** WHAT YOU WILL DO **
Set down the data below without change, skipping the pictures it holds.

(Extracted records)
▬▬▬▬▬▬▬▬▬▬
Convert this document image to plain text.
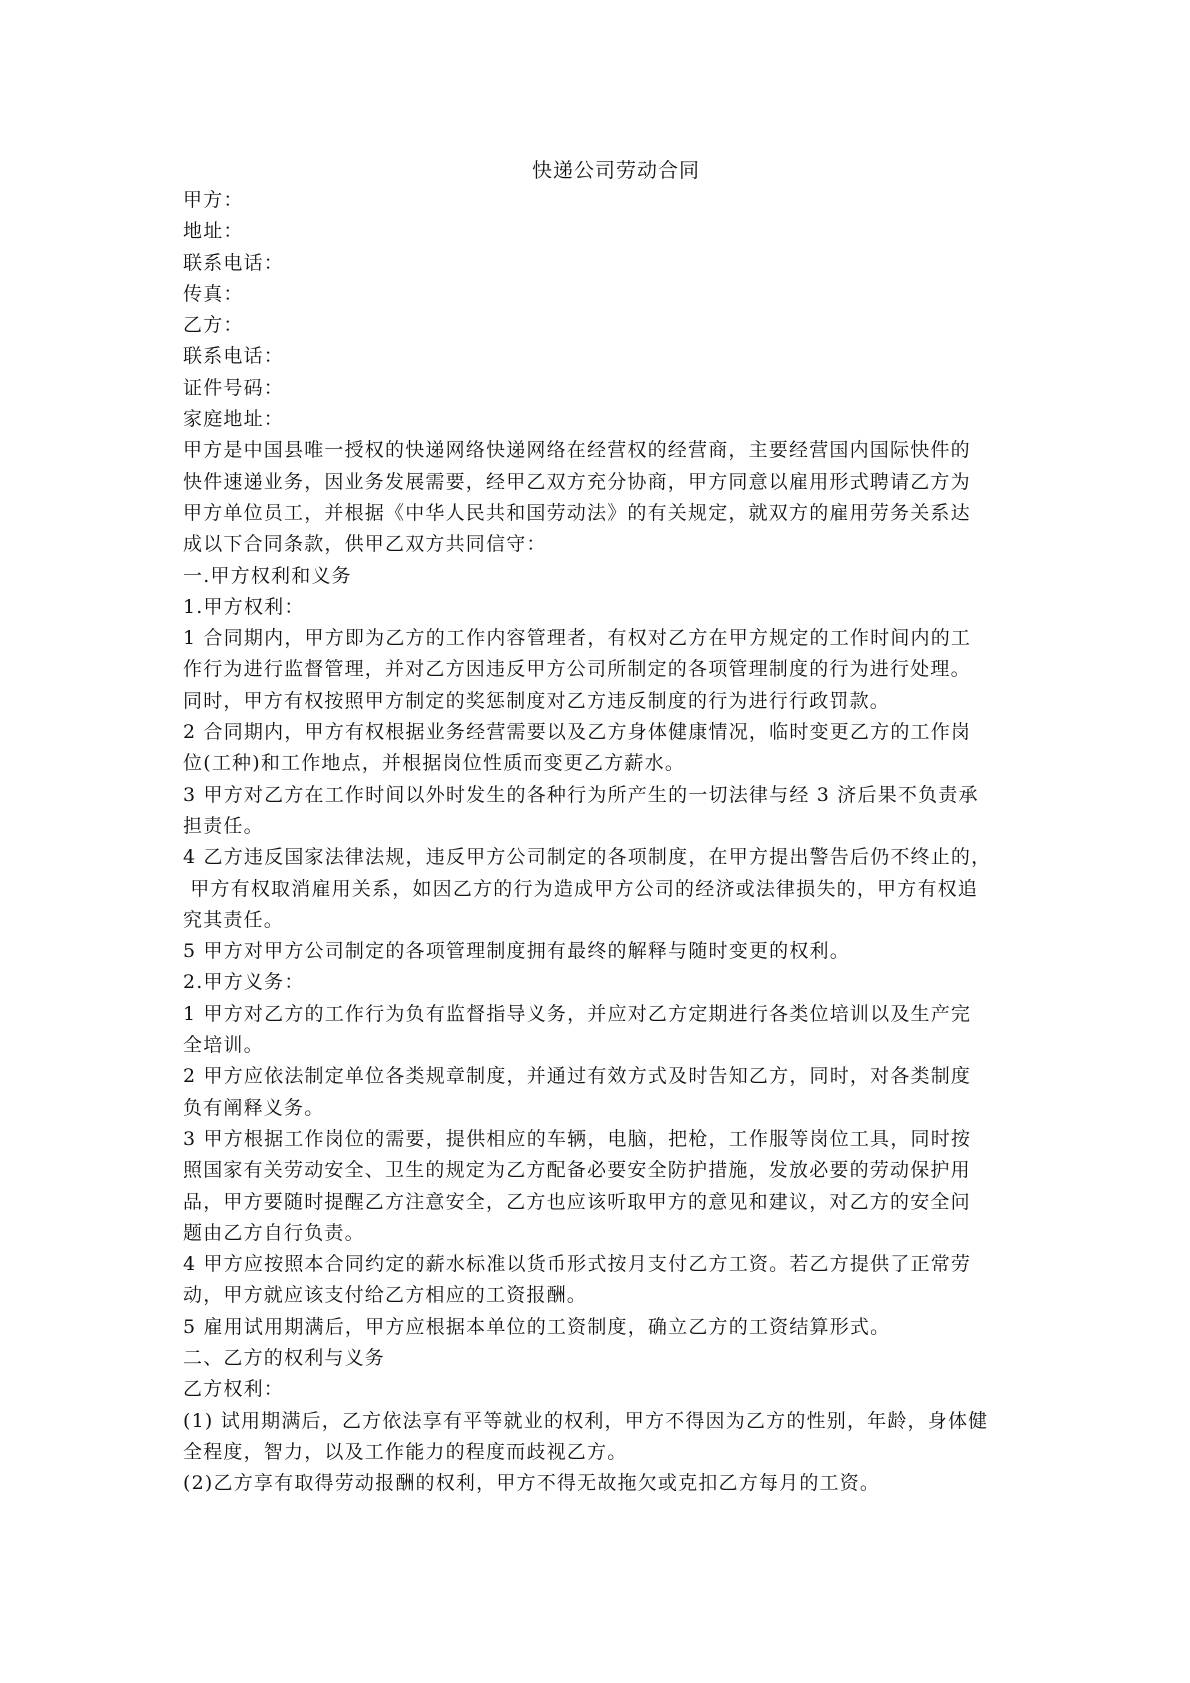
快递公司劳动合同

甲方：

地址：

联系电话：

传真：

乙方：

联系电话：

证件号码：

家庭地址：

甲方是中国县唯一授权的快递网络快递网络在经营权的经营商，主要经营国内国际快件的

快件速递业务，因业务发展需要，经甲乙双方充分协商，甲方同意以雇用形式聘请乙方为

甲方单位员工，并根据《中华人民共和国劳动法》的有关规定，就双方的雇用劳务关系达

成以下合同条款，供甲乙双方共同信守：

一.甲方权利和义务

1.甲方权利：

1 合同期内，甲方即为乙方的工作内容管理者，有权对乙方在甲方规定的工作时间内的工

作行为进行监督管理，并对乙方因违反甲方公司所制定的各项管理制度的行为进行处理。

同时，甲方有权按照甲方制定的奖惩制度对乙方违反制度的行为进行行政罚款。

2 合同期内，甲方有权根据业务经营需要以及乙方身体健康情况，临时变更乙方的工作岗

位(工种)和工作地点，并根据岗位性质而变更乙方薪水。

3 甲方对乙方在工作时间以外时发生的各种行为所产生的一切法律与经 3 济后果不负责承

担责任。

4 乙方违反国家法律法规，违反甲方公司制定的各项制度，在甲方提出警告后仍不终止的，

甲方有权取消雇用关系，如因乙方的行为造成甲方公司的经济或法律损失的，甲方有权追

究其责任。

5 甲方对甲方公司制定的各项管理制度拥有最终的解释与随时变更的权利。

2.甲方义务：

1 甲方对乙方的工作行为负有监督指导义务，并应对乙方定期进行各类位培训以及生产完

全培训。

2 甲方应依法制定单位各类规章制度，并通过有效方式及时告知乙方，同时，对各类制度

负有阐释义务。

3 甲方根据工作岗位的需要，提供相应的车辆，电脑，把枪，工作服等岗位工具，同时按

照国家有关劳动安全、卫生的规定为乙方配备必要安全防护措施，发放必要的劳动保护用

品，甲方要随时提醒乙方注意安全，乙方也应该听取甲方的意见和建议，对乙方的安全问

题由乙方自行负责。

4 甲方应按照本合同约定的薪水标准以货币形式按月支付乙方工资。若乙方提供了正常劳

动，甲方就应该支付给乙方相应的工资报酬。

5 雇用试用期满后，甲方应根据本单位的工资制度，确立乙方的工资结算形式。

二、乙方的权利与义务

乙方权利：

(1) 试用期满后，乙方依法享有平等就业的权利，甲方不得因为乙方的性别，年龄，身体健

全程度，智力，以及工作能力的程度而歧视乙方。

(2)乙方享有取得劳动报酬的权利，甲方不得无故拖欠或克扣乙方每月的工资。
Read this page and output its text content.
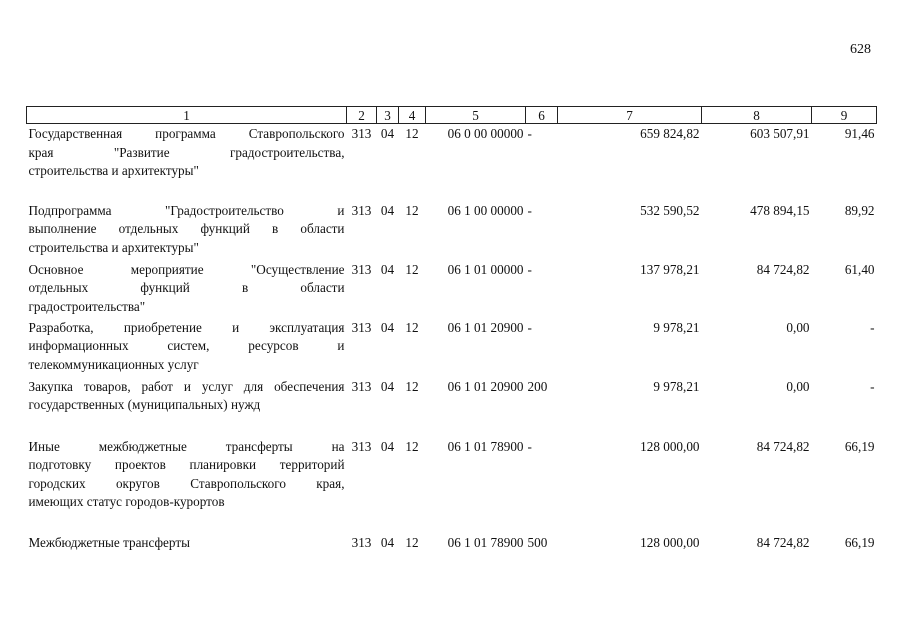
628
1	2	3	4	5	6	7	8	9

Государственная программа Ставропольского
края "Развитие градостроительства,
строительства и архитектуры"	313	04	12	06 0 00 00000	-	659 824,82	603 507,91	91,46

Подпрограмма "Градостроительство и
выполнение отдельных функций в области
строительства и архитектуры"	313	04	12	06 1 00 00000	-	532 590,52	478 894,15	89,92

Основное мероприятие "Осуществление
отдельных функций в области
градостроительства"	313	04	12	06 1 01 00000	-	137 978,21	84 724,82	61,40

Разработка, приобретение и эксплуатация
информационных систем, ресурсов и
телекоммуникационных услуг	313	04	12	06 1 01 20900	-	9 978,21	0,00	-

Закупка товаров, работ и услуг для обеспечения
государственных (муниципальных) нужд	313	04	12	06 1 01 20900	200	9 978,21	0,00	-

Иные межбюджетные трансферты на
подготовку проектов планировки территорий
городских округов Ставропольского края,
имеющих статус городов-курортов	313	04	12	06 1 01 78900	-	128 000,00	84 724,82	66,19

Межбюджетные трансферты	313	04	12	06 1 01 78900	500	128 000,00	84 724,82	66,19
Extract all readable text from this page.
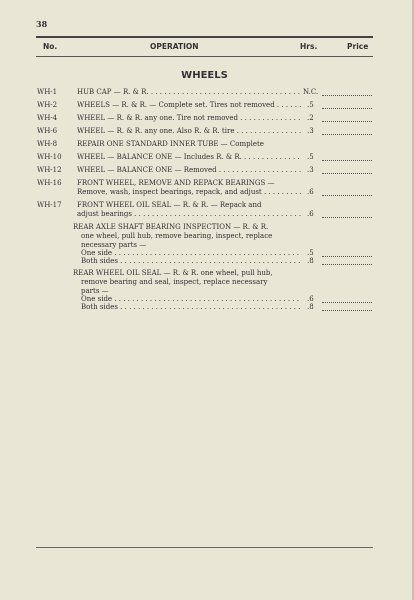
38
No.	OPERATION	Hrs.	Price
WHEELS
WH-1	HUB CAP — R. & R. . . .	N.C.
WH-2	WHEELS — R. & R. — Complete set. Tires not removed . . .	.5
WH-4	WHEEL — R. & R. any one. Tire not removed . . .	.2
WH-6	WHEEL — R. & R. any one. Also R. & R. tire . . .	.3
WH-8	REPAIR ONE STANDARD INNER TUBE — Complete
WH-10 WHEEL — BALANCE ONE — Includes R. & R. . . .	.5
WH-12 WHEEL — BALANCE ONE — Removed . . .	.3
WH-16 FRONT WHEEL, REMOVE AND REPACK BEARINGS —
Remove, wash, inspect bearings, repack, and adjust . . .	.6
WH-17 FRONT WHEEL OIL SEAL — R. & R. — Repack and
adjust bearings . . .	.6
REAR AXLE SHAFT BEARING INSPECTION — R. & R.
one wheel, pull hub, remove bearing, inspect, replace
necessary parts —
One side . . .	.5
Both sides . . .	.8
REAR WHEEL OIL SEAL — R. & R. one wheel, pull hub,
remove bearing and seal, inspect, replace necessary
parts —
One side . . .	.6
Both sides . . .	.8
▬▬▬▬▬▬▬▬▬▬
** EXERCISE RESULT **
Convert this document image to plain text.
快递公司劳动合同

甲方：

地址：

联系电话：

传真：

乙方：

联系电话：

证件号码：

家庭地址：

甲方是中国县唯一授权的快递网络快递网络在经营权的经营商，主要经营国内国际快件的

快件速递业务，因业务发展需要，经甲乙双方充分协商，甲方同意以雇用形式聘请乙方为

甲方单位员工，并根据《中华人民共和国劳动法》的有关规定，就双方的雇用劳务关系达

成以下合同条款，供甲乙双方共同信守：

一.甲方权利和义务

1.甲方权利：

1 合同期内，甲方即为乙方的工作内容管理者，有权对乙方在甲方规定的工作时间内的工

作行为进行监督管理，并对乙方因违反甲方公司所制定的各项管理制度的行为进行处理。

同时，甲方有权按照甲方制定的奖惩制度对乙方违反制度的行为进行行政罚款。

2 合同期内，甲方有权根据业务经营需要以及乙方身体健康情况，临时变更乙方的工作岗

位(工种)和工作地点，并根据岗位性质而变更乙方薪水。

3 甲方对乙方在工作时间以外时发生的各种行为所产生的一切法律与经 3 济后果不负责承

担责任。

4 乙方违反国家法律法规，违反甲方公司制定的各项制度，在甲方提出警告后仍不终止的，

甲方有权取消雇用关系，如因乙方的行为造成甲方公司的经济或法律损失的，甲方有权追

究其责任。

5 甲方对甲方公司制定的各项管理制度拥有最终的解释与随时变更的权利。

2.甲方义务：

1 甲方对乙方的工作行为负有监督指导义务，并应对乙方定期进行各类位培训以及生产完

全培训。

2 甲方应依法制定单位各类规章制度，并通过有效方式及时告知乙方，同时，对各类制度

负有阐释义务。

3 甲方根据工作岗位的需要，提供相应的车辆，电脑，把枪，工作服等岗位工具，同时按

照国家有关劳动安全、卫生的规定为乙方配备必要安全防护措施，发放必要的劳动保护用

品，甲方要随时提醒乙方注意安全，乙方也应该听取甲方的意见和建议，对乙方的安全问

题由乙方自行负责。

4 甲方应按照本合同约定的薪水标准以货币形式按月支付乙方工资。若乙方提供了正常劳

动，甲方就应该支付给乙方相应的工资报酬。

5 雇用试用期满后，甲方应根据本单位的工资制度，确立乙方的工资结算形式。

二、乙方的权利与义务

乙方权利：

(1) 试用期满后，乙方依法享有平等就业的权利，甲方不得因为乙方的性别，年龄，身体健

全程度，智力，以及工作能力的程度而歧视乙方。

(2)乙方享有取得劳动报酬的权利，甲方不得无故拖欠或克扣乙方每月的工资。
Read this page and output its text content.
628
1	2	3	4	5	6	7	8	9

Государственная программа Ставропольского
края "Развитие градостроительства,
строительства и архитектуры"	313	04	12	06 0 00 00000	-	659 824,82	603 507,91	91,46

Подпрограмма "Градостроительство и
выполнение отдельных функций в области
строительства и архитектуры"	313	04	12	06 1 00 00000	-	532 590,52	478 894,15	89,92

Основное мероприятие "Осуществление
отдельных функций в области
градостроительства"	313	04	12	06 1 01 00000	-	137 978,21	84 724,82	61,40

Разработка, приобретение и эксплуатация
информационных систем, ресурсов и
телекоммуникационных услуг	313	04	12	06 1 01 20900	-	9 978,21	0,00	-

Закупка товаров, работ и услуг для обеспечения
государственных (муниципальных) нужд	313	04	12	06 1 01 20900	200	9 978,21	0,00	-

Иные межбюджетные трансферты на
подготовку проектов планировки территорий
городских округов Ставропольского края,
имеющих статус городов-курортов	313	04	12	06 1 01 78900	-	128 000,00	84 724,82	66,19

Межбюджетные трансферты	313	04	12	06 1 01 78900	500	128 000,00	84 724,82	66,19
Extract all readable text from this page.
38
No.	OPERATION	Hrs.	Price
WHEELS
WH-1	HUB CAP — R. & R. . . .	N.C.
WH-2	WHEELS — R. & R. — Complete set. Tires not removed . . .	.5
WH-4	WHEEL — R. & R. any one. Tire not removed . . .	.2
WH-6	WHEEL — R. & R. any one. Also R. & R. tire . . .	.3
WH-8	REPAIR ONE STANDARD INNER TUBE — Complete
WH-10 WHEEL — BALANCE ONE — Includes R. & R. . . .	.5
WH-12 WHEEL — BALANCE ONE — Removed . . .	.3
WH-16 FRONT WHEEL, REMOVE AND REPACK BEARINGS —
Remove, wash, inspect bearings, repack, and adjust . . .	.6
WH-17 FRONT WHEEL OIL SEAL — R. & R. — Repack and
adjust bearings . . .	.6
REAR AXLE SHAFT BEARING INSPECTION — R. & R.
one wheel, pull hub, remove bearing, inspect, replace
necessary parts —
One side . . .	.5
Both sides . . .	.8
REAR WHEEL OIL SEAL — R. & R. one wheel, pull hub,
remove bearing and seal, inspect, replace necessary
parts —
One side . . .	.6
Both sides . . .	.8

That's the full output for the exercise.